— PROBLEM TO WORK ON —
Go through the material below and copy each line where the word "AUBERVILLIERS" appears.

— Dataset records —
[START]

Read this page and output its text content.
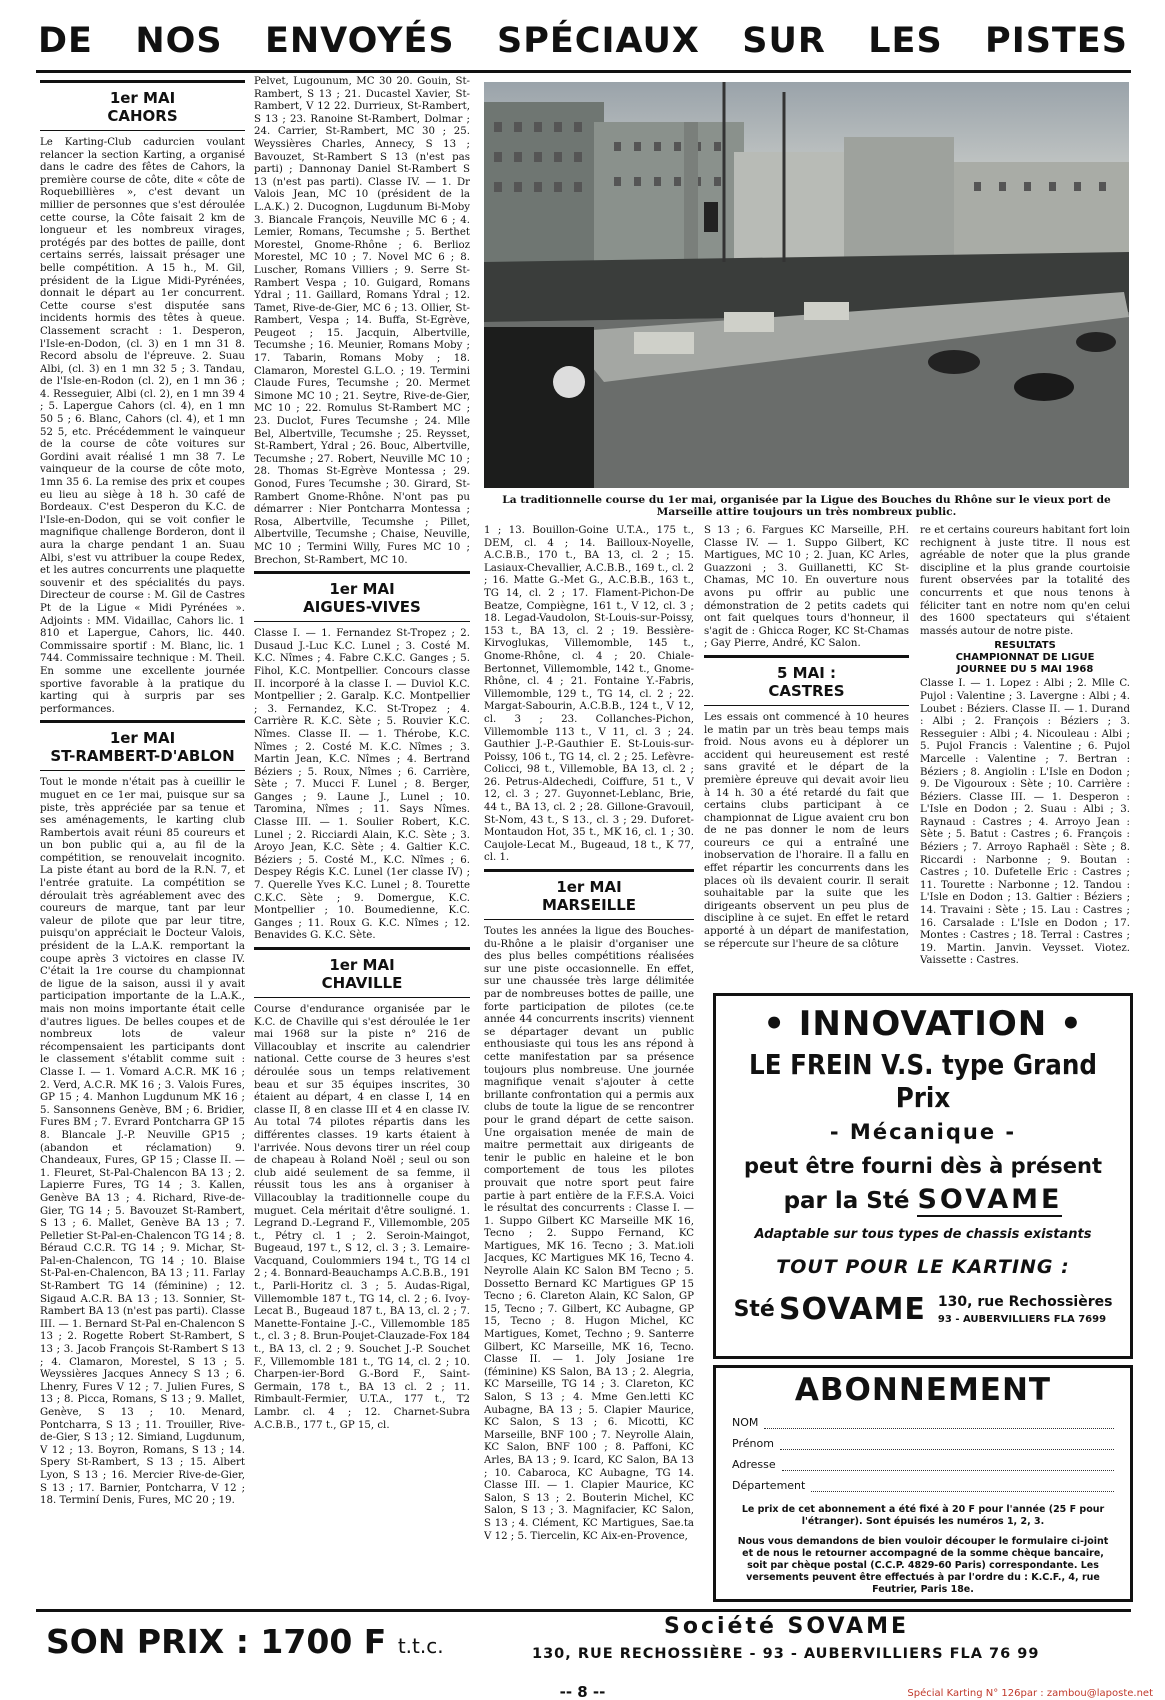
DE NOS ENVOYÉS SPÉCIAUX SUR LES PISTES
1er MAI
CAHORS
Le Karting-Club cadurcien voulant relancer la section Karting, a organisé dans le cadre des fêtes de Cahors, la première course de côte, dite « côte de Roquebillières », c'est devant un millier de personnes que s'est déroulée cette course, la Côte faisait 2 km de longueur et les nombreux virages, protégés par des bottes de paille, dont certains serrés, laissait présager une belle compétition. A 15 h., M. Gil, président de la Ligue Midi-Pyrénées, donnait le départ au 1er concurrent. Cette course s'est disputée sans incidents hormis des têtes à queue. Classement scracht : 1. Desperon, l'Isle-en-Dodon, (cl. 3) en 1 mn 31 8. Record absolu de l'épreuve. 2. Suau Albi, (cl. 3) en 1 mn 32 5 ; 3. Tandau, de l'Isle-en-Rodon (cl. 2), en 1 mn 36 ; 4. Resseguier, Albi (cl. 2), en 1 mn 39 4 ; 5. Lapergue Cahors (cl. 4), en 1 mn 50 5 ; 6. Blanc, Cahors (cl. 4), et 1 mn 52 5, etc. Précédemment le vainqueur de la course de côte voitures sur Gordini avait réalisé 1 mn 38 7. Le vainqueur de la course de côte moto, 1mn 35 6. La remise des prix et coupes eu lieu au siège à 18 h. 30 café de Bordeaux. C'est Desperon du K.C. de l'Isle-en-Dodon, qui se voit confier le magnifique challenge Borderon, dont il aura la charge pendant 1 an. Suau Albi, s'est vu attribuer la coupe Redex, et les autres concurrents une plaquette souvenir et des spécialités du pays. Directeur de course : M. Gil de Castres Pt de la Ligue « Midi Pyrénées ». Adjoints : MM. Vidaillac, Cahors lic. 1 810 et Lapergue, Cahors, lic. 440. Commissaire sportif : M. Blanc, lic. 1 744. Commissaire technique : M. Theil. En somme une excellente journée sportive favorable à la pratique du karting qui à surpris par ses performances.
1er MAI
ST-RAMBERT-D'ABLON
Tout le monde n'était pas à cueillir le muguet en ce 1er mai, puisque sur sa piste, très appréciée par sa tenue et ses aménagements, le karting club Rambertois avait réuni 85 coureurs et un bon public qui a, au fil de la compétition, se renouvelait incognito. La piste étant au bord de la R.N. 7, et l'entrée gratuite. La compétition se déroulait très agréablement avec des coureurs de marque, tant par leur valeur de pilote que par leur titre, puisqu'on appréciait le Docteur Valois, président de la L.A.K. remportant la coupe après 3 victoires en classe IV. C'était la 1re course du championnat de ligue de la saison, aussi il y avait participation importante de la L.A.K., mais non moins importante était celle d'autres ligues. De belles coupes et de nombreux lots de valeur récompensaient les participants dont le classement s'établit comme suit : Classe I. — 1. Vomard A.C.R. MK 16 ; 2. Verd, A.C.R. MK 16 ; 3. Valois Fures, GP 15 ; 4. Manhon Lugdunum MK 16 ; 5. Sansonnens Genève, BM ; 6. Bridier, Fures BM ; 7. Evrard Pontcharra GP 15 8. Blancale J.-P. Neuville GP15 ; (abandon et réclamation) 9. Chandeaux, Fures, GP 15 ; Classe II. — 1. Fleuret, St-Pal-Chalencon BA 13 ; 2. Lapierre Fures, TG 14 ; 3. Kallen, Genève BA 13 ; 4. Richard, Rive-de-Gier, TG 14 ; 5. Bavouzet St-Rambert, S 13 ; 6. Mallet, Genève BA 13 ; 7. Pelletier St-Pal-en-Chalencon TG 14 ; 8. Béraud C.C.R. TG 14 ; 9. Michar, St-Pal-en-Chalencon, TG 14 ; 10. Blaise St-Pal-en-Chalencon, BA 13 ; 11. Farlay St-Rambert TG 14 (féminine) ; 12. Sigaud A.C.R. BA 13 ; 13. Sonnier, St-Rambert BA 13 (n'est pas parti). Classe III. — 1. Bernard St-Pal en-Chalencon S 13 ; 2. Rogette Robert St-Rambert, S 13 ; 3. Jacob François St-Rambert S 13 ; 4. Clamaron, Morestel, S 13 ; 5. Weyssières Jacques Annecy S 13 ; 6. Lhenry, Fures V 12 ; 7. Julien Fures, S 13 ; 8. Picca, Romans, S 13 ; 9. Mallet, Genève, S 13 ; 10. Menard, Pontcharra, S 13 ; 11. Trouiller, Rive-de-Gier, S 13 ; 12. Simiand, Lugdunum, V 12 ; 13. Boyron, Romans, S 13 ; 14. Spery St-Rambert, S 13 ; 15. Albert Lyon, S 13 ; 16. Mercier Rive-de-Gier, S 13 ; 17. Barnier, Pontcharra, V 12 ; 18. Terminí Denis, Fures, MC 20 ; 19.
Pelvet, Lugounum, MC 30 20. Gouin, St-Rambert, S 13 ; 21. Ducastel Xavier, St-Rambert, V 12 22. Durrieux, St-Rambert, S 13 ; 23. Ranoine St-Rambert, Dolmar ; 24. Carrier, St-Rambert, MC 30 ; 25. Weyssières Charles, Annecy, S 13 ; Bavouzet, St-Rambert S 13 (n'est pas parti) ; Dannonay Daniel St-Rambert S 13 (n'est pas parti). Classe IV. — 1. Dr Valois Jean, MC 10 (président de la L.A.K.) 2. Ducognon, Lugdunum Bi-Moby 3. Biancale François, Neuville MC 6 ; 4. Lemier, Romans, Tecumshe ; 5. Berthet Morestel, Gnome-Rhône ; 6. Berlioz Morestel, MC 10 ; 7. Novel MC 6 ; 8. Luscher, Romans Villiers ; 9. Serre St-Rambert Vespa ; 10. Guigard, Romans Ydral ; 11. Gaillard, Romans Ydral ; 12. Tamet, Rive-de-Gier, MC 6 ; 13. Ollier, St-Rambert, Vespa ; 14. Buffa, St-Egrève, Peugeot ; 15. Jacquin, Albertville, Tecumshe ; 16. Meunier, Romans Moby ; 17. Tabarin, Romans Moby ; 18. Clamaron, Morestel G.L.O. ; 19. Termini Claude Fures, Tecumshe ; 20. Mermet Simone MC 10 ; 21. Seytre, Rive-de-Gier, MC 10 ; 22. Romulus St-Rambert MC ; 23. Duclot, Fures Tecumshe ; 24. Mlle Bel, Albertville, Tecumshe ; 25. Reysset, St-Rambert, Ydral ; 26. Bouc, Albertville, Tecumshe ; 27. Robert, Neuville MC 10 ; 28. Thomas St-Egrève Montessa ; 29. Gonod, Fures Tecumshe ; 30. Girard, St-Rambert Gnome-Rhône. N'ont pas pu démarrer : Nier Pontcharra Montessa ; Rosa, Albertville, Tecumshe ; Pillet, Albertville, Tecumshe ; Chaise, Neuville, MC 10 ; Termini Willy, Fures MC 10 ; Brechon, St-Rambert, MC 10.
1er MAI
AIGUES-VIVES
Classe I. — 1. Fernandez St-Tropez ; 2. Dusaud J.-Luc K.C. Lunel ; 3. Costé M. K.C. Nîmes ; 4. Fabre C.K.C. Ganges ; 5. Fihol, K.C. Montpellier. Concours classe II. incorporé à la classe I. — Duviol K.C. Montpellier ; 2. Garalp. K.C. Montpellier ; 3. Fernandez, K.C. St-Tropez ; 4. Carrière R. K.C. Sète ; 5. Rouvier K.C. Nîmes. Classe II. — 1. Thérobe, K.C. Nîmes ; 2. Costé M. K.C. Nîmes ; 3. Martin Jean, K.C. Nîmes ; 4. Bertrand Béziers ; 5. Roux, Nîmes ; 6. Carrière, Sète ; 7. Mucci F. Lunel ; 8. Berger, Ganges ; 9. Laune J., Lunel ; 10. Taromina, Nîmes ; 11. Says Nîmes. Classe III. — 1. Soulier Robert, K.C. Lunel ; 2. Ricciardi Alain, K.C. Sète ; 3. Aroyo Jean, K.C. Sète ; 4. Galtier K.C. Béziers ; 5. Costé M., K.C. Nîmes ; 6. Despey Régis K.C. Lunel (1er classe IV) ; 7. Querelle Yves K.C. Lunel ; 8. Tourette C.K.C. Sète ; 9. Domergue, K.C. Montpellier ; 10. Boumedienne, K.C. Ganges ; 11. Roux G. K.C. Nîmes ; 12. Benavides G. K.C. Sète.
1er MAI
CHAVILLE
Course d'endurance organisée par le K.C. de Chaville qui s'est déroulée le 1er mai 1968 sur la piste n° 216 de Villacoublay et inscrite au calendrier national. Cette course de 3 heures s'est déroulée sous un temps relativement beau et sur 35 équipes inscrites, 30 étaient au départ, 4 en classe I, 14 en classe II, 8 en classe III et 4 en classe IV. Au total 74 pilotes répartis dans les différentes classes. 19 karts étaient à l'arrivée. Nous devons tirer un réel coup de chapeau à Roland Noël ; seul ou son club aidé seulement de sa femme, il réussit tous les ans à organiser à Villacoublay la traditionnelle coupe du muguet. Cela méritait d'être souligné. 1. Legrand D.-Legrand F., Villemomble, 205 t., Pétry cl. 1 ; 2. Seroin-Maingot, Bugeaud, 197 t., S 12, cl. 3 ; 3. Lemaire-Vacquand, Coulommiers 194 t., TG 14 cl 2 ; 4. Bonnard-Beauchamps A.C.B.B., 191 t., Parli-Horitz cl. 3 ; 5. Audas-Rigal, Villemomble 187 t., TG 14, cl. 2 ; 6. Ivoy-Lecat B., Bugeaud 187 t., BA 13, cl. 2 ; 7. Manette-Fontaine J.-C., Villemomble 185 t., cl. 3 ; 8. Brun-Poujet-Clauzade-Fox 184 t., BA 13, cl. 2 ; 9. Souchet J.-P. Souchet F., Villemomble 181 t., TG 14, cl. 2 ; 10. Charpen-ier-Bord G.-Bord F., Saint-Germain, 178 t., BA 13 cl. 2 ; 11. Rimbault-Fermier, U.T.A., 177 t., T2 Lambr. cl. 4 ; 12. Charnet-Subra A.C.B.B., 177 t., GP 15, cl.
La traditionnelle course du 1er mai, organisée par la Ligue des Bouches du Rhône sur le vieux port de Marseille attire toujours un très nombreux public.
1 ; 13. Bouillon-Goine U.T.A., 175 t., DEM, cl. 4 ; 14. Bailloux-Noyelle, A.C.B.B., 170 t., BA 13, cl. 2 ; 15. Lasiaux-Chevallier, A.C.B.B., 169 t., cl. 2 ; 16. Matte G.-Met G., A.C.B.B., 163 t., TG 14, cl. 2 ; 17. Flament-Pichon-De Beatze, Compiègne, 161 t., V 12, cl. 3 ; 18. Legad-Vaudolon, St-Louis-sur-Poissy, 153 t., BA 13, cl. 2 ; 19. Bessière-Kirvoglukas, Villemomble, 145 t., Gnome-Rhône, cl. 4 ; 20. Chiale-Bertonnet, Villemomble, 142 t., Gnome-Rhône, cl. 4 ; 21. Fontaine Y.-Fabris, Villemomble, 129 t., TG 14, cl. 2 ; 22. Margat-Sabourin, A.C.B.B., 124 t., V 12, cl. 3 ; 23. Collanches-Pichon, Villemomble 113 t., V 11, cl. 3 ; 24. Gauthier J.-P.-Gauthier E. St-Louis-sur-Poissy, 106 t., TG 14, cl. 2 ; 25. Lefèvre-Colicci, 98 t., Villemoble, BA 13, cl. 2 ; 26. Petrus-Aldechedi, Coiffure, 51 t., V 12, cl. 3 ; 27. Guyonnet-Leblanc, Brie, 44 t., BA 13, cl. 2 ; 28. Gillone-Gravouil, St-Nom, 43 t., S 13., cl. 3 ; 29. Duforet-Montaudon Hot, 35 t., MK 16, cl. 1 ; 30. Caujole-Lecat M., Bugeaud, 18 t., K 77, cl. 1.
1er MAI
MARSEILLE
Toutes les années la ligue des Bouches-du-Rhône a le plaisir d'organiser une des plus belles compétitions réalisées sur une piste occasionnelle. En effet, sur une chaussée très large délimitée par de nombreuses bottes de paille, une forte participation de pilotes (ce.te année 44 concurrents inscrits) viennent se départager devant un public enthousiaste qui tous les ans répond à cette manifestation par sa présence toujours plus nombreuse. Une journée magnifique venait s'ajouter à cette brillante confrontation qui a permis aux clubs de toute la ligue de se rencontrer pour le grand départ de cette saison. Une orgaisation menée de main de maitre permettait aux dirigeants de tenir le public en haleine et le bon comportement de tous les pilotes prouvait que notre sport peut faire partie à part entière de la F.F.S.A. Voici le résultat des concurrents : Classe I. — 1. Suppo Gilbert KC Marseille MK 16, Tecno ; 2. Suppo Fernand, KC Martigues, MK 16. Tecno ; 3. Mat.ioli Jacques, KC Martigues MK 16, Tecno 4. Neyrolle Alain KC Salon BM Tecno ; 5. Dossetto Bernard KC Martigues GP 15 Tecno ; 6. Clareton Alain, KC Salon, GP 15, Tecno ; 7. Gilbert, KC Aubagne, GP 15, Tecno ; 8. Hugon Michel, KC Martigues, Komet, Techno ; 9. Santerre Gilbert, KC Marseille, MK 16, Tecno. Classe II. — 1. Joly Josiane 1re (féminine) KS Salon, BA 13 ; 2. Alegria, KC Marseille, TG 14 ; 3. Clareton, KC Salon, S 13 ; 4. Mme Gen.letti KC Aubagne, BA 13 ; 5. Clapier Maurice, KC Salon, S 13 ; 6. Micotti, KC Marseille, BNF 100 ; 7. Neyrolle Alain, KC Salon, BNF 100 ; 8. Paffoni, KC Arles, BA 13 ; 9. Icard, KC Salon, BA 13 ; 10. Cabaroca, KC Aubagne, TG 14. Classe III. — 1. Clapier Maurice, KC Salon, S 13 ; 2. Bouterin Michel, KC Salon, S 13 ; 3. Magnifacier, KC Salon, S 13 ; 4. Clément, KC Martigues, Sae.ta V 12 ; 5. Tiercelin, KC Aix-en-Provence,
S 13 ; 6. Fargues KC Marseille, P.H. Classe IV. — 1. Suppo Gilbert, KC Martigues, MC 10 ; 2. Juan, KC Arles, Guazzoni ; 3. Guillanetti, KC St-Chamas, MC 10. En ouverture nous avons pu offrir au public une démonstration de 2 petits cadets qui ont fait quelques tours d'honneur, il s'agit de : Ghicca Roger, KC St-Chamas ; Gay Pierre, André, KC Salon.
5 MAI :
CASTRES
Les essais ont commencé à 10 heures le matin par un très beau temps mais froid. Nous avons eu à déplorer un accident qui heureusement est resté sans gravité et le départ de la première épreuve qui devait avoir lieu à 14 h. 30 a été retardé du fait que certains clubs participant à ce championnat de Ligue avaient cru bon de ne pas donner le nom de leurs coureurs ce qui a entraîné une inobservation de l'horaire. Il a fallu en effet répartir les concurrents dans les places où ils devaient courir. Il serait souhaitable par la suite que les dirigeants observent un peu plus de discipline à ce sujet. En effet le retard apporté à un départ de manifestation, se répercute sur l'heure de sa clôture
re et certains coureurs habitant fort loin rechignent à juste titre. Il nous est agréable de noter que la plus grande discipline et la plus grande courtoisie furent observées par la totalité des concurrents et que nous tenons à féliciter tant en notre nom qu'en celui des 1600 spectateurs qui s'étaient massés autour de notre piste.
RESULTATS
CHAMPIONNAT DE LIGUE
JOURNEE DU 5 MAI 1968
Classe I. — 1. Lopez : Albi ; 2. Mlle C. Pujol : Valentine ; 3. Lavergne : Albi ; 4. Loubet : Béziers. Classe II. — 1. Durand : Albi ; 2. François : Béziers ; 3. Resseguier : Albi ; 4. Nicouleau : Albi ; 5. Pujol Francis : Valentine ; 6. Pujol Marcelle : Valentine ; 7. Bertran : Béziers ; 8. Angiolin : L'Isle en Dodon ; 9. De Vigouroux : Sète ; 10. Carrière : Béziers. Classe III. — 1. Desperon : L'Isle en Dodon ; 2. Suau : Albi ; 3. Raynaud : Castres ; 4. Arroyo Jean : Sète ; 5. Batut : Castres ; 6. François : Béziers ; 7. Arroyo Raphaël : Sète ; 8. Riccardi : Narbonne ; 9. Boutan : Castres ; 10. Dufetelle Eric : Castres ; 11. Tourette : Narbonne ; 12. Tandou : L'Isle en Dodon ; 13. Galtier : Béziers ; 14. Travaini : Sète ; 15. Lau : Castres ; 16. Carsalade : L'Isle en Dodon ; 17. Montes : Castres ; 18. Terral : Castres ; 19. Martin. Janvin. Veysset. Viotez. Vaissette : Castres.
• INNOVATION •
LE FREIN V.S. type Grand Prix
- Mécanique -
peut être fourni dès à présent
par la Sté SOVAME
Adaptable sur tous types de chassis existants
TOUT POUR LE KARTING :
Sté SOVAME 130, rue Rechossières
93 - AUBERVILLIERS FLA 7699
ABONNEMENT
NOM
Prénom
Adresse
Département
Le prix de cet abonnement a été fixé à 20 F pour l'année (25 F pour l'étranger). Sont épuisés les numéros 1, 2, 3.
Nous vous demandons de bien vouloir découper le formulaire ci-joint et de nous le retourner accompagné de la somme chèque bancaire, soit par chèque postal (C.C.P. 4829-60 Paris) correspondante. Les versements peuvent être effectués à par l'ordre du : K.C.F., 4, rue Feutrier, Paris 18e.
SON PRIX : 1700 F t.t.c.
Société SOVAME
130, RUE RECHOSSIÈRE - 93 - AUBERVILLIERS FLA 76 99
-- 8 --	Spécial Karting N° 126par : zambou@laposte.net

[END]

— TASK RESULT —
93 - AUBERVILLIERS FLA 7699
130, RUE RECHOSSIÈRE - 93 - AUBERVILLIERS FLA 76 99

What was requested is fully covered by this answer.